# Problem statement:
All of the lines below are to be transcribed faithfully, with pictures excluded from the copy.

# Raw records:
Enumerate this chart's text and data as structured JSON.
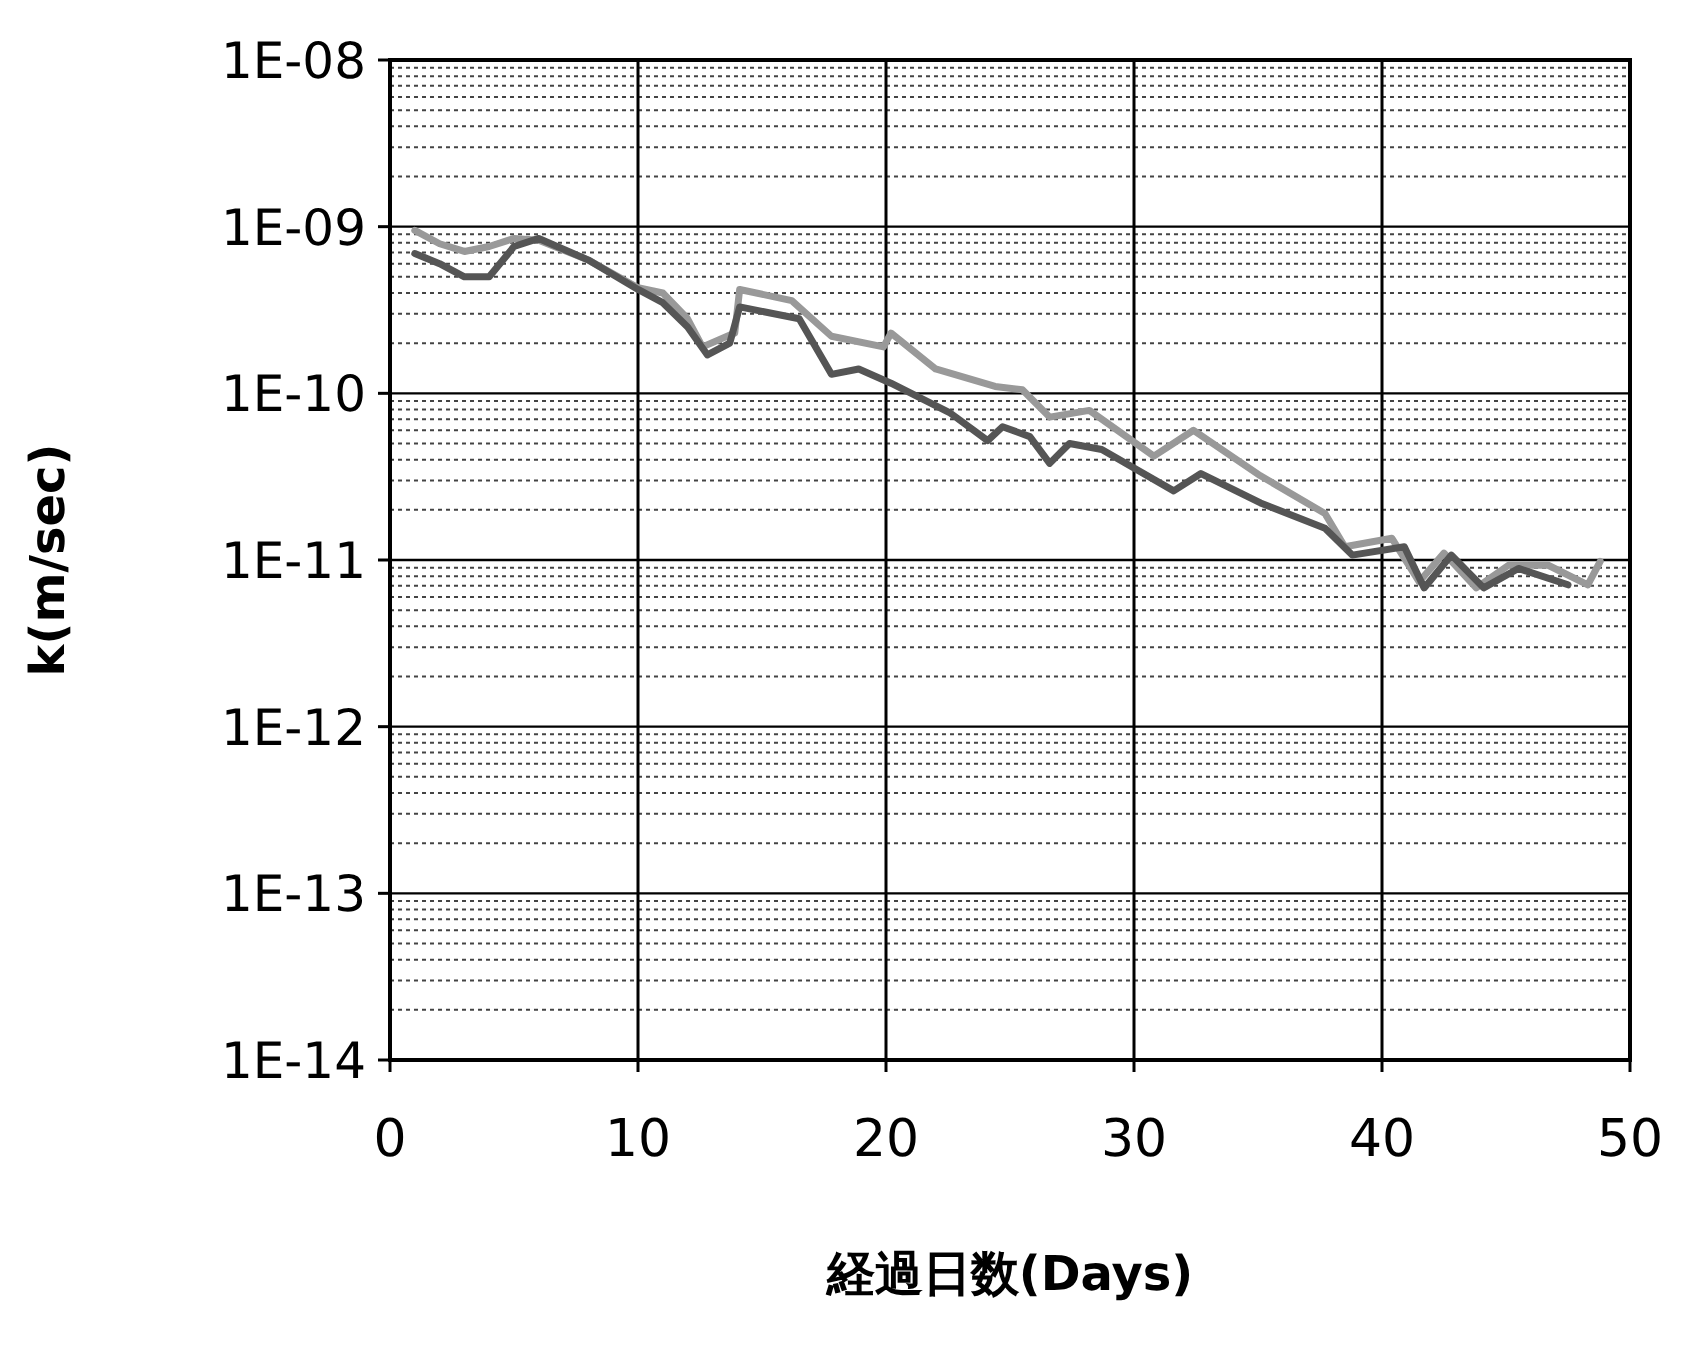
{
  "chart_data": {
    "type": "line",
    "xlabel": "経過日数(Days)",
    "ylabel": "k(m/sec)",
    "log": "y",
    "grid": true,
    "marker": "none",
    "line_style": "solid",
    "xlim": [
      0,
      50
    ],
    "xticks": [
      0,
      10,
      20,
      30,
      40,
      50
    ],
    "ylim": [
      1e-14,
      1e-08
    ],
    "yticks": [
      {
        "value": 1e-14,
        "label": "1E-14"
      },
      {
        "value": 1e-13,
        "label": "1E-13"
      },
      {
        "value": 1e-12,
        "label": "1E-12"
      },
      {
        "value": 1e-11,
        "label": "1E-11"
      },
      {
        "value": 1e-10,
        "label": "1E-10"
      },
      {
        "value": 1e-09,
        "label": "1E-09"
      },
      {
        "value": 1e-08,
        "label": "1E-08"
      }
    ],
    "series": [
      {
        "color": "#999999",
        "x": [
          1,
          2,
          3,
          4,
          5,
          6,
          8,
          10,
          11,
          12,
          12.6,
          13.9,
          14.1,
          16.2,
          17.8,
          19.9,
          20.2,
          22,
          24.4,
          25.5,
          26.6,
          28.2,
          30.8,
          32.4,
          35.1,
          37.7,
          38.5,
          40.4,
          41.5,
          42.5,
          43.8,
          45.1,
          46.7,
          48.3,
          48.8
        ],
        "values": [
          9.5e-10,
          7.9e-10,
          7.1e-10,
          7.6e-10,
          8.5e-10,
          8.3e-10,
          6.3e-10,
          4.3e-10,
          4e-10,
          2.8e-10,
          1.9e-10,
          2.3e-10,
          4.2e-10,
          3.6e-10,
          2.2e-10,
          1.9e-10,
          2.3e-10,
          1.4e-10,
          1.1e-10,
          1.05e-10,
          7.2e-11,
          7.9e-11,
          4.2e-11,
          6e-11,
          3.2e-11,
          1.9e-11,
          1.2e-11,
          1.35e-11,
          7.4e-12,
          1.1e-11,
          6.8e-12,
          9.3e-12,
          9.3e-12,
          7.1e-12,
          9.8e-12
        ]
      },
      {
        "color": "#555555",
        "x": [
          1,
          2,
          3,
          4,
          5,
          6,
          8,
          10,
          11,
          12,
          12.8,
          13.7,
          14.1,
          16.5,
          17.8,
          18.9,
          20.2,
          22.6,
          24.1,
          24.7,
          25.8,
          26.6,
          27.4,
          28.7,
          31.6,
          32.7,
          35.1,
          37.7,
          38.8,
          40.9,
          41.7,
          42.8,
          44.1,
          45.5,
          47.5
        ],
        "values": [
          6.9e-10,
          6e-10,
          5e-10,
          5e-10,
          7.6e-10,
          8.5e-10,
          6.3e-10,
          4.2e-10,
          3.5e-10,
          2.5e-10,
          1.7e-10,
          2e-10,
          3.3e-10,
          2.8e-10,
          1.3e-10,
          1.4e-10,
          1.15e-10,
          7.6e-11,
          5.2e-11,
          6.3e-11,
          5.5e-11,
          3.8e-11,
          5e-11,
          4.6e-11,
          2.6e-11,
          3.3e-11,
          2.2e-11,
          1.55e-11,
          1.07e-11,
          1.2e-11,
          6.8e-12,
          1.07e-11,
          6.8e-12,
          8.9e-12,
          7.1e-12
        ]
      }
    ]
  }
}
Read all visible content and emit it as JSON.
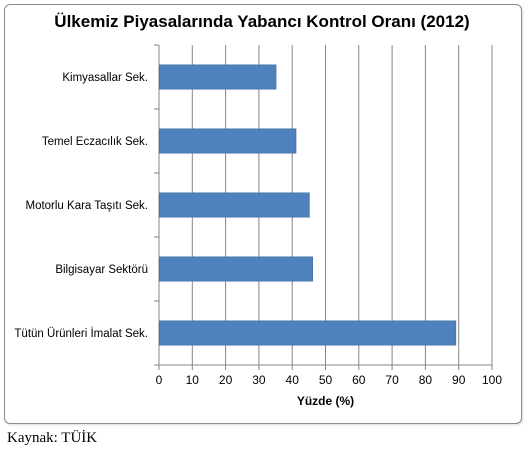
{
  "chart_data": {
    "type": "bar",
    "orientation": "horizontal",
    "title": "Ülkemiz Piyasalarında Yabancı Kontrol Oranı (2012)",
    "xlabel": "Yüzde (%)",
    "ylabel": "",
    "categories": [
      "Kimyasallar Sek.",
      "Temel Eczacılık Sek.",
      "Motorlu Kara Taşıtı Sek.",
      "Bilgisayar Sektörü",
      "Tütün Ürünleri İmalat Sek."
    ],
    "values": [
      35,
      41,
      45,
      46,
      89
    ],
    "xlim": [
      0,
      100
    ],
    "xticks": [
      0,
      10,
      20,
      30,
      40,
      50,
      60,
      70,
      80,
      90,
      100
    ],
    "grid": "vertical",
    "legend": "none",
    "bar_color": "#4f81bd"
  },
  "source_note": "Kaynak: TÜİK"
}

# Response to the exercise:
Enumerate this chart's text and data as structured JSON.
{
  "chart_data": {
    "type": "line",
    "xlabel": "経過日数(Days)",
    "ylabel": "k(m/sec)",
    "log": "y",
    "grid": true,
    "marker": "none",
    "line_style": "solid",
    "xlim": [
      0,
      50
    ],
    "xticks": [
      0,
      10,
      20,
      30,
      40,
      50
    ],
    "ylim": [
      1e-14,
      1e-08
    ],
    "yticks": [
      {
        "value": 1e-14,
        "label": "1E-14"
      },
      {
        "value": 1e-13,
        "label": "1E-13"
      },
      {
        "value": 1e-12,
        "label": "1E-12"
      },
      {
        "value": 1e-11,
        "label": "1E-11"
      },
      {
        "value": 1e-10,
        "label": "1E-10"
      },
      {
        "value": 1e-09,
        "label": "1E-09"
      },
      {
        "value": 1e-08,
        "label": "1E-08"
      }
    ],
    "series": [
      {
        "color": "#999999",
        "x": [
          1,
          2,
          3,
          4,
          5,
          6,
          8,
          10,
          11,
          12,
          12.6,
          13.9,
          14.1,
          16.2,
          17.8,
          19.9,
          20.2,
          22,
          24.4,
          25.5,
          26.6,
          28.2,
          30.8,
          32.4,
          35.1,
          37.7,
          38.5,
          40.4,
          41.5,
          42.5,
          43.8,
          45.1,
          46.7,
          48.3,
          48.8
        ],
        "values": [
          9.5e-10,
          7.9e-10,
          7.1e-10,
          7.6e-10,
          8.5e-10,
          8.3e-10,
          6.3e-10,
          4.3e-10,
          4e-10,
          2.8e-10,
          1.9e-10,
          2.3e-10,
          4.2e-10,
          3.6e-10,
          2.2e-10,
          1.9e-10,
          2.3e-10,
          1.4e-10,
          1.1e-10,
          1.05e-10,
          7.2e-11,
          7.9e-11,
          4.2e-11,
          6e-11,
          3.2e-11,
          1.9e-11,
          1.2e-11,
          1.35e-11,
          7.4e-12,
          1.1e-11,
          6.8e-12,
          9.3e-12,
          9.3e-12,
          7.1e-12,
          9.8e-12
        ]
      },
      {
        "color": "#555555",
        "x": [
          1,
          2,
          3,
          4,
          5,
          6,
          8,
          10,
          11,
          12,
          12.8,
          13.7,
          14.1,
          16.5,
          17.8,
          18.9,
          20.2,
          22.6,
          24.1,
          24.7,
          25.8,
          26.6,
          27.4,
          28.7,
          31.6,
          32.7,
          35.1,
          37.7,
          38.8,
          40.9,
          41.7,
          42.8,
          44.1,
          45.5,
          47.5
        ],
        "values": [
          6.9e-10,
          6e-10,
          5e-10,
          5e-10,
          7.6e-10,
          8.5e-10,
          6.3e-10,
          4.2e-10,
          3.5e-10,
          2.5e-10,
          1.7e-10,
          2e-10,
          3.3e-10,
          2.8e-10,
          1.3e-10,
          1.4e-10,
          1.15e-10,
          7.6e-11,
          5.2e-11,
          6.3e-11,
          5.5e-11,
          3.8e-11,
          5e-11,
          4.6e-11,
          2.6e-11,
          3.3e-11,
          2.2e-11,
          1.55e-11,
          1.07e-11,
          1.2e-11,
          6.8e-12,
          1.07e-11,
          6.8e-12,
          8.9e-12,
          7.1e-12
        ]
      }
    ]
  }
}
Read all visible content and emit it as JSON.
{
  "chart_data": {
    "type": "bar",
    "orientation": "horizontal",
    "title": "Ülkemiz Piyasalarında Yabancı Kontrol Oranı (2012)",
    "xlabel": "Yüzde (%)",
    "ylabel": "",
    "categories": [
      "Kimyasallar Sek.",
      "Temel Eczacılık Sek.",
      "Motorlu Kara Taşıtı Sek.",
      "Bilgisayar Sektörü",
      "Tütün Ürünleri İmalat Sek."
    ],
    "values": [
      35,
      41,
      45,
      46,
      89
    ],
    "xlim": [
      0,
      100
    ],
    "xticks": [
      0,
      10,
      20,
      30,
      40,
      50,
      60,
      70,
      80,
      90,
      100
    ],
    "grid": "vertical",
    "legend": "none",
    "bar_color": "#4f81bd"
  },
  "source_note": "Kaynak: TÜİK"
}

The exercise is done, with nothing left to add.